Problem statement: Return every record below exactly as written, omitting any pictures.

-- Start Data extract --

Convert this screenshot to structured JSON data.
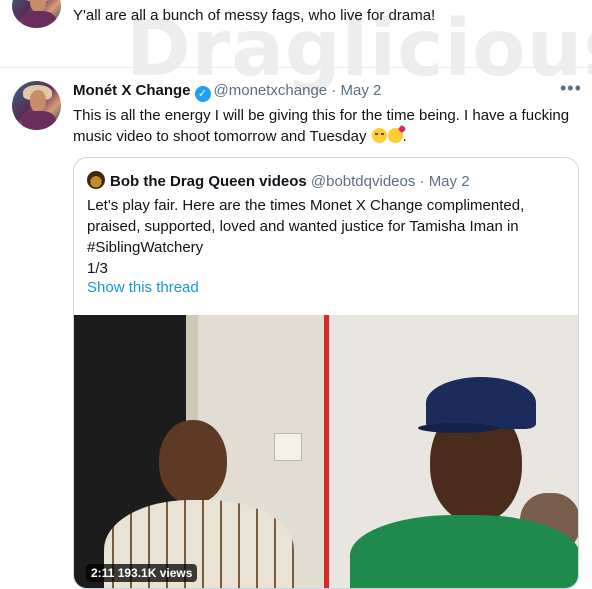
{
  "top_tweet": {
    "text": "Y'all are all a bunch of messy fags, who live for drama!"
  },
  "watermark": {
    "text": "Draglicious"
  },
  "tweet": {
    "author_name": "Monét X Change",
    "handle": "@monetxchange",
    "separator": "·",
    "date": "May 2",
    "more_icon": "ellipsis-icon",
    "text": "This is all the energy I will be giving this for the time being. I have a fucking music video to shoot tomorrow and Tuesday",
    "emoji": [
      "face-with-rolling-eyes",
      "face-blowing-a-kiss"
    ],
    "text_end": "."
  },
  "quoted_tweet": {
    "author_name": "Bob the Drag Queen videos",
    "handle": "@bobtdqvideos",
    "separator": "·",
    "date": "May 2",
    "text_line1": "Let's play fair. Here are the times Monet X Change complimented,",
    "text_line2": "praised, supported, loved and wanted justice for Tamisha Iman in",
    "text_line3": "#SiblingWatchery",
    "text_line4": "1/3",
    "show_thread_label": "Show this thread",
    "media": {
      "duration": "2:11",
      "views": "193.1K views",
      "divider_color": "#d9292a"
    }
  },
  "colors": {
    "link": "#1b95e0",
    "muted": "#5b7083",
    "verified": "#1da1f2",
    "border": "#ccd6dd"
  }
}
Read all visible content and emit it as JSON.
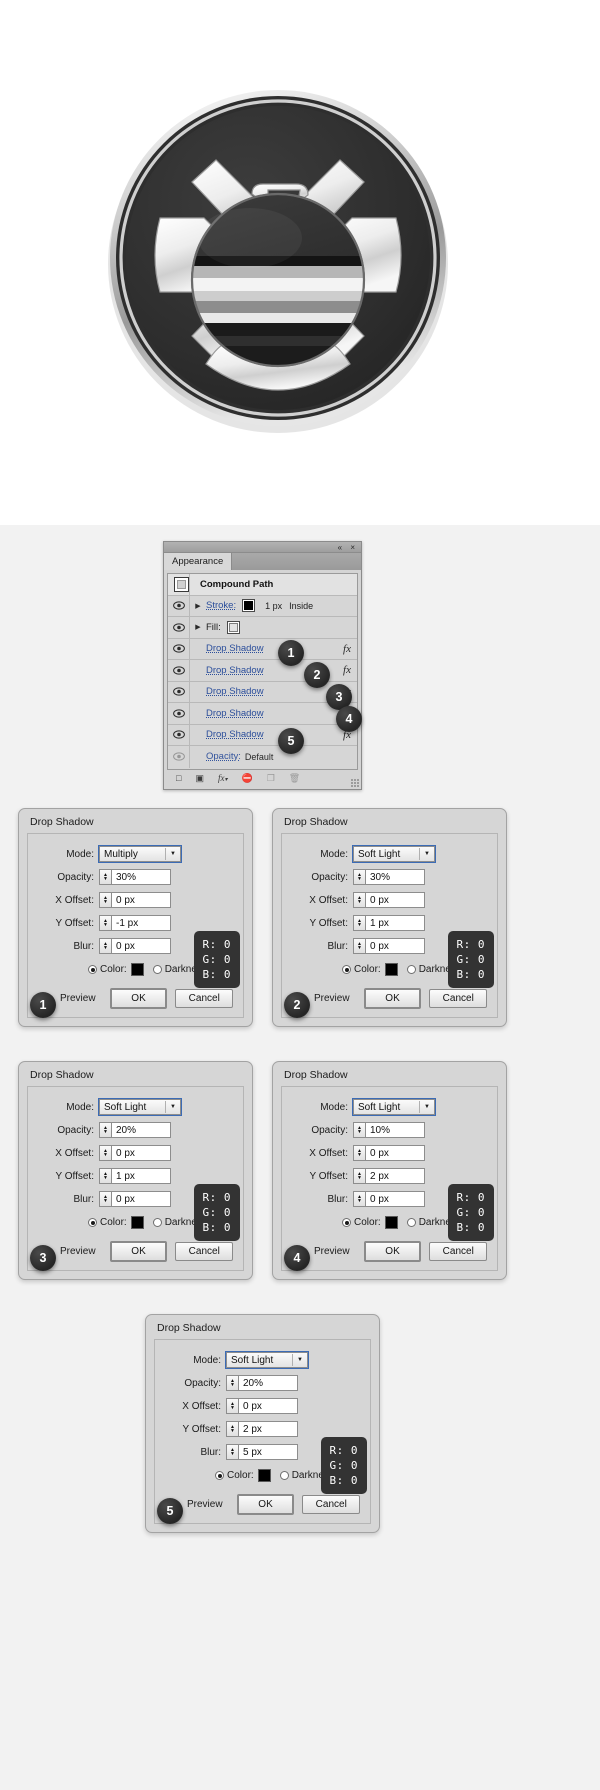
{
  "artwork": {
    "alt_name": "shield-eagle-emblem-illustration"
  },
  "appearance_panel": {
    "title_tab": "Appearance",
    "titlebar_icons": "«  ×",
    "target_label": "Compound Path",
    "rows": [
      {
        "label": "Stroke:",
        "link": true,
        "meta": "1 px",
        "meta2": "Inside",
        "fx": "",
        "eye": true,
        "arrow": true,
        "swatch": "black"
      },
      {
        "label": "Fill:",
        "link": false,
        "meta": "",
        "meta2": "",
        "fx": "",
        "eye": true,
        "arrow": true,
        "swatch": "white"
      },
      {
        "label": "Drop Shadow",
        "link": true,
        "meta": "",
        "meta2": "",
        "fx": "fx",
        "eye": true,
        "arrow": false,
        "swatch": ""
      },
      {
        "label": "Drop Shadow",
        "link": true,
        "meta": "",
        "meta2": "",
        "fx": "fx",
        "eye": true,
        "arrow": false,
        "swatch": ""
      },
      {
        "label": "Drop Shadow",
        "link": true,
        "meta": "",
        "meta2": "",
        "fx": "fx",
        "eye": true,
        "arrow": false,
        "swatch": ""
      },
      {
        "label": "Drop Shadow",
        "link": true,
        "meta": "",
        "meta2": "",
        "fx": "fx",
        "eye": true,
        "arrow": false,
        "swatch": ""
      },
      {
        "label": "Drop Shadow",
        "link": true,
        "meta": "",
        "meta2": "",
        "fx": "fx",
        "eye": true,
        "arrow": false,
        "swatch": ""
      },
      {
        "label": "Opacity:",
        "link": true,
        "meta": "Default",
        "meta2": "",
        "fx": "",
        "eye": false,
        "arrow": false,
        "swatch": ""
      }
    ],
    "footer_icons": [
      "new-art-has-basic-appearance-icon",
      "clear-appearance-icon",
      "fx-icon",
      "duplicate-item-icon",
      "delete-item-icon"
    ],
    "badges": [
      "1",
      "2",
      "3",
      "4",
      "5"
    ]
  },
  "dialogs": [
    {
      "badge": "1",
      "title": "Drop Shadow",
      "labels": {
        "mode": "Mode:",
        "opacity": "Opacity:",
        "x_offset": "X Offset:",
        "y_offset": "Y Offset:",
        "blur": "Blur:",
        "color": "Color:",
        "darkness": "Darkness:",
        "preview": "Preview"
      },
      "mode": "Multiply",
      "opacity": "30%",
      "x_offset": "0 px",
      "y_offset": "-1 px",
      "blur": "0 px",
      "color_selected": true,
      "ok": "OK",
      "cancel": "Cancel",
      "rgb": {
        "r": "R: 0",
        "g": "G: 0",
        "b": "B: 0"
      }
    },
    {
      "badge": "2",
      "title": "Drop Shadow",
      "labels": {
        "mode": "Mode:",
        "opacity": "Opacity:",
        "x_offset": "X Offset:",
        "y_offset": "Y Offset:",
        "blur": "Blur:",
        "color": "Color:",
        "darkness": "Darkness:",
        "preview": "Preview"
      },
      "mode": "Soft Light",
      "opacity": "30%",
      "x_offset": "0 px",
      "y_offset": "1 px",
      "blur": "0 px",
      "color_selected": true,
      "ok": "OK",
      "cancel": "Cancel",
      "rgb": {
        "r": "R: 0",
        "g": "G: 0",
        "b": "B: 0"
      }
    },
    {
      "badge": "3",
      "title": "Drop Shadow",
      "labels": {
        "mode": "Mode:",
        "opacity": "Opacity:",
        "x_offset": "X Offset:",
        "y_offset": "Y Offset:",
        "blur": "Blur:",
        "color": "Color:",
        "darkness": "Darkness:",
        "preview": "Preview"
      },
      "mode": "Soft Light",
      "opacity": "20%",
      "x_offset": "0 px",
      "y_offset": "1 px",
      "blur": "0 px",
      "color_selected": true,
      "ok": "OK",
      "cancel": "Cancel",
      "rgb": {
        "r": "R: 0",
        "g": "G: 0",
        "b": "B: 0"
      }
    },
    {
      "badge": "4",
      "title": "Drop Shadow",
      "labels": {
        "mode": "Mode:",
        "opacity": "Opacity:",
        "x_offset": "X Offset:",
        "y_offset": "Y Offset:",
        "blur": "Blur:",
        "color": "Color:",
        "darkness": "Darkness:",
        "preview": "Preview"
      },
      "mode": "Soft Light",
      "opacity": "10%",
      "x_offset": "0 px",
      "y_offset": "2 px",
      "blur": "0 px",
      "color_selected": true,
      "ok": "OK",
      "cancel": "Cancel",
      "rgb": {
        "r": "R: 0",
        "g": "G: 0",
        "b": "B: 0"
      }
    },
    {
      "badge": "5",
      "title": "Drop Shadow",
      "labels": {
        "mode": "Mode:",
        "opacity": "Opacity:",
        "x_offset": "X Offset:",
        "y_offset": "Y Offset:",
        "blur": "Blur:",
        "color": "Color:",
        "darkness": "Darkness:",
        "preview": "Preview"
      },
      "mode": "Soft Light",
      "opacity": "20%",
      "x_offset": "0 px",
      "y_offset": "2 px",
      "blur": "5 px",
      "color_selected": true,
      "ok": "OK",
      "cancel": "Cancel",
      "rgb": {
        "r": "R: 0",
        "g": "G: 0",
        "b": "B: 0"
      }
    }
  ],
  "colors": {
    "panel_bg": "#d6d6d6",
    "link_blue": "#2b4e9b",
    "badge_dark": "#262626",
    "tooltip_bg": "#333333",
    "emblem_dark": "#2b2b2b",
    "emblem_light": "#e8e8e8"
  }
}
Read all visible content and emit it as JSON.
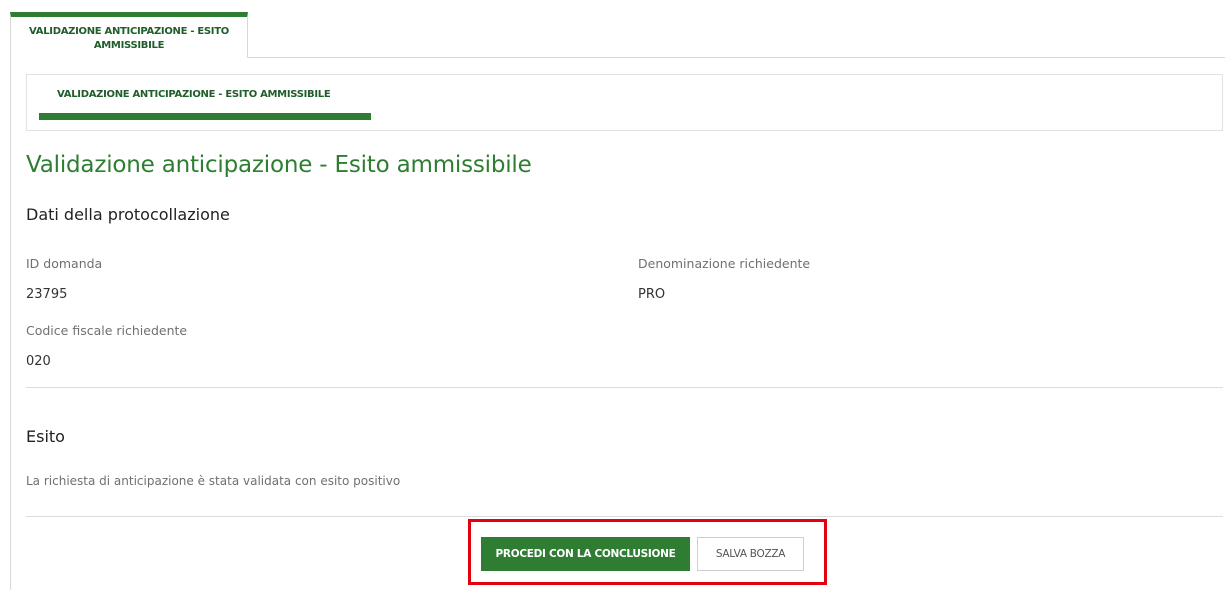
{
  "tabs": {
    "main_tab_label": "VALIDAZIONE ANTICIPAZIONE - ESITO AMMISSIBILE",
    "step_tab_label": "VALIDAZIONE ANTICIPAZIONE - ESITO AMMISSIBILE"
  },
  "page": {
    "title": "Validazione anticipazione - Esito ammissibile"
  },
  "protocollazione": {
    "section_title": "Dati della protocollazione",
    "fields": [
      {
        "label": "ID domanda",
        "value": "23795"
      },
      {
        "label": "Denominazione richiedente",
        "value": "PRO"
      },
      {
        "label": "Codice fiscale richiedente",
        "value": "020"
      }
    ]
  },
  "esito": {
    "section_title": "Esito",
    "message": "La richiesta di anticipazione è stata validata con esito positivo"
  },
  "actions": {
    "proceed_label": "PROCEDI CON LA CONCLUSIONE",
    "save_draft_label": "SALVA BOZZA"
  },
  "colors": {
    "accent": "#2e7d32",
    "highlight": "#e3000f"
  }
}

-- End Data extract --

Solution to this exercise:
Convert this screenshot to structured JSON data.
{
  "top_tweet": {
    "text": "Y'all are all a bunch of messy fags, who live for drama!"
  },
  "watermark": {
    "text": "Draglicious"
  },
  "tweet": {
    "author_name": "Monét X Change",
    "handle": "@monetxchange",
    "separator": "·",
    "date": "May 2",
    "more_icon": "ellipsis-icon",
    "text": "This is all the energy I will be giving this for the time being. I have a fucking music video to shoot tomorrow and Tuesday",
    "emoji": [
      "face-with-rolling-eyes",
      "face-blowing-a-kiss"
    ],
    "text_end": "."
  },
  "quoted_tweet": {
    "author_name": "Bob the Drag Queen videos",
    "handle": "@bobtdqvideos",
    "separator": "·",
    "date": "May 2",
    "text_line1": "Let's play fair. Here are the times Monet X Change complimented,",
    "text_line2": "praised, supported, loved and wanted justice for Tamisha Iman in",
    "text_line3": "#SiblingWatchery",
    "text_line4": "1/3",
    "show_thread_label": "Show this thread",
    "media": {
      "duration": "2:11",
      "views": "193.1K views",
      "divider_color": "#d9292a"
    }
  },
  "colors": {
    "link": "#1b95e0",
    "muted": "#5b7083",
    "verified": "#1da1f2",
    "border": "#ccd6dd"
  }
}
Read all visible content and emit it as JSON.
{
  "artwork": {
    "alt_name": "shield-eagle-emblem-illustration"
  },
  "appearance_panel": {
    "title_tab": "Appearance",
    "titlebar_icons": "«  ×",
    "target_label": "Compound Path",
    "rows": [
      {
        "label": "Stroke:",
        "link": true,
        "meta": "1 px",
        "meta2": "Inside",
        "fx": "",
        "eye": true,
        "arrow": true,
        "swatch": "black"
      },
      {
        "label": "Fill:",
        "link": false,
        "meta": "",
        "meta2": "",
        "fx": "",
        "eye": true,
        "arrow": true,
        "swatch": "white"
      },
      {
        "label": "Drop Shadow",
        "link": true,
        "meta": "",
        "meta2": "",
        "fx": "fx",
        "eye": true,
        "arrow": false,
        "swatch": ""
      },
      {
        "label": "Drop Shadow",
        "link": true,
        "meta": "",
        "meta2": "",
        "fx": "fx",
        "eye": true,
        "arrow": false,
        "swatch": ""
      },
      {
        "label": "Drop Shadow",
        "link": true,
        "meta": "",
        "meta2": "",
        "fx": "fx",
        "eye": true,
        "arrow": false,
        "swatch": ""
      },
      {
        "label": "Drop Shadow",
        "link": true,
        "meta": "",
        "meta2": "",
        "fx": "fx",
        "eye": true,
        "arrow": false,
        "swatch": ""
      },
      {
        "label": "Drop Shadow",
        "link": true,
        "meta": "",
        "meta2": "",
        "fx": "fx",
        "eye": true,
        "arrow": false,
        "swatch": ""
      },
      {
        "label": "Opacity:",
        "link": true,
        "meta": "Default",
        "meta2": "",
        "fx": "",
        "eye": false,
        "arrow": false,
        "swatch": ""
      }
    ],
    "footer_icons": [
      "new-art-has-basic-appearance-icon",
      "clear-appearance-icon",
      "fx-icon",
      "duplicate-item-icon",
      "delete-item-icon"
    ],
    "badges": [
      "1",
      "2",
      "3",
      "4",
      "5"
    ]
  },
  "dialogs": [
    {
      "badge": "1",
      "title": "Drop Shadow",
      "labels": {
        "mode": "Mode:",
        "opacity": "Opacity:",
        "x_offset": "X Offset:",
        "y_offset": "Y Offset:",
        "blur": "Blur:",
        "color": "Color:",
        "darkness": "Darkness:",
        "preview": "Preview"
      },
      "mode": "Multiply",
      "opacity": "30%",
      "x_offset": "0 px",
      "y_offset": "-1 px",
      "blur": "0 px",
      "color_selected": true,
      "ok": "OK",
      "cancel": "Cancel",
      "rgb": {
        "r": "R: 0",
        "g": "G: 0",
        "b": "B: 0"
      }
    },
    {
      "badge": "2",
      "title": "Drop Shadow",
      "labels": {
        "mode": "Mode:",
        "opacity": "Opacity:",
        "x_offset": "X Offset:",
        "y_offset": "Y Offset:",
        "blur": "Blur:",
        "color": "Color:",
        "darkness": "Darkness:",
        "preview": "Preview"
      },
      "mode": "Soft Light",
      "opacity": "30%",
      "x_offset": "0 px",
      "y_offset": "1 px",
      "blur": "0 px",
      "color_selected": true,
      "ok": "OK",
      "cancel": "Cancel",
      "rgb": {
        "r": "R: 0",
        "g": "G: 0",
        "b": "B: 0"
      }
    },
    {
      "badge": "3",
      "title": "Drop Shadow",
      "labels": {
        "mode": "Mode:",
        "opacity": "Opacity:",
        "x_offset": "X Offset:",
        "y_offset": "Y Offset:",
        "blur": "Blur:",
        "color": "Color:",
        "darkness": "Darkness:",
        "preview": "Preview"
      },
      "mode": "Soft Light",
      "opacity": "20%",
      "x_offset": "0 px",
      "y_offset": "1 px",
      "blur": "0 px",
      "color_selected": true,
      "ok": "OK",
      "cancel": "Cancel",
      "rgb": {
        "r": "R: 0",
        "g": "G: 0",
        "b": "B: 0"
      }
    },
    {
      "badge": "4",
      "title": "Drop Shadow",
      "labels": {
        "mode": "Mode:",
        "opacity": "Opacity:",
        "x_offset": "X Offset:",
        "y_offset": "Y Offset:",
        "blur": "Blur:",
        "color": "Color:",
        "darkness": "Darkness:",
        "preview": "Preview"
      },
      "mode": "Soft Light",
      "opacity": "10%",
      "x_offset": "0 px",
      "y_offset": "2 px",
      "blur": "0 px",
      "color_selected": true,
      "ok": "OK",
      "cancel": "Cancel",
      "rgb": {
        "r": "R: 0",
        "g": "G: 0",
        "b": "B: 0"
      }
    },
    {
      "badge": "5",
      "title": "Drop Shadow",
      "labels": {
        "mode": "Mode:",
        "opacity": "Opacity:",
        "x_offset": "X Offset:",
        "y_offset": "Y Offset:",
        "blur": "Blur:",
        "color": "Color:",
        "darkness": "Darkness:",
        "preview": "Preview"
      },
      "mode": "Soft Light",
      "opacity": "20%",
      "x_offset": "0 px",
      "y_offset": "2 px",
      "blur": "5 px",
      "color_selected": true,
      "ok": "OK",
      "cancel": "Cancel",
      "rgb": {
        "r": "R: 0",
        "g": "G: 0",
        "b": "B: 0"
      }
    }
  ],
  "colors": {
    "panel_bg": "#d6d6d6",
    "link_blue": "#2b4e9b",
    "badge_dark": "#262626",
    "tooltip_bg": "#333333",
    "emblem_dark": "#2b2b2b",
    "emblem_light": "#e8e8e8"
  }
}
Read all visible content and emit it as JSON.
{
  "tabs": {
    "main_tab_label": "VALIDAZIONE ANTICIPAZIONE - ESITO AMMISSIBILE",
    "step_tab_label": "VALIDAZIONE ANTICIPAZIONE - ESITO AMMISSIBILE"
  },
  "page": {
    "title": "Validazione anticipazione - Esito ammissibile"
  },
  "protocollazione": {
    "section_title": "Dati della protocollazione",
    "fields": [
      {
        "label": "ID domanda",
        "value": "23795"
      },
      {
        "label": "Denominazione richiedente",
        "value": "PRO"
      },
      {
        "label": "Codice fiscale richiedente",
        "value": "020"
      }
    ]
  },
  "esito": {
    "section_title": "Esito",
    "message": "La richiesta di anticipazione è stata validata con esito positivo"
  },
  "actions": {
    "proceed_label": "PROCEDI CON LA CONCLUSIONE",
    "save_draft_label": "SALVA BOZZA"
  },
  "colors": {
    "accent": "#2e7d32",
    "highlight": "#e3000f"
  }
}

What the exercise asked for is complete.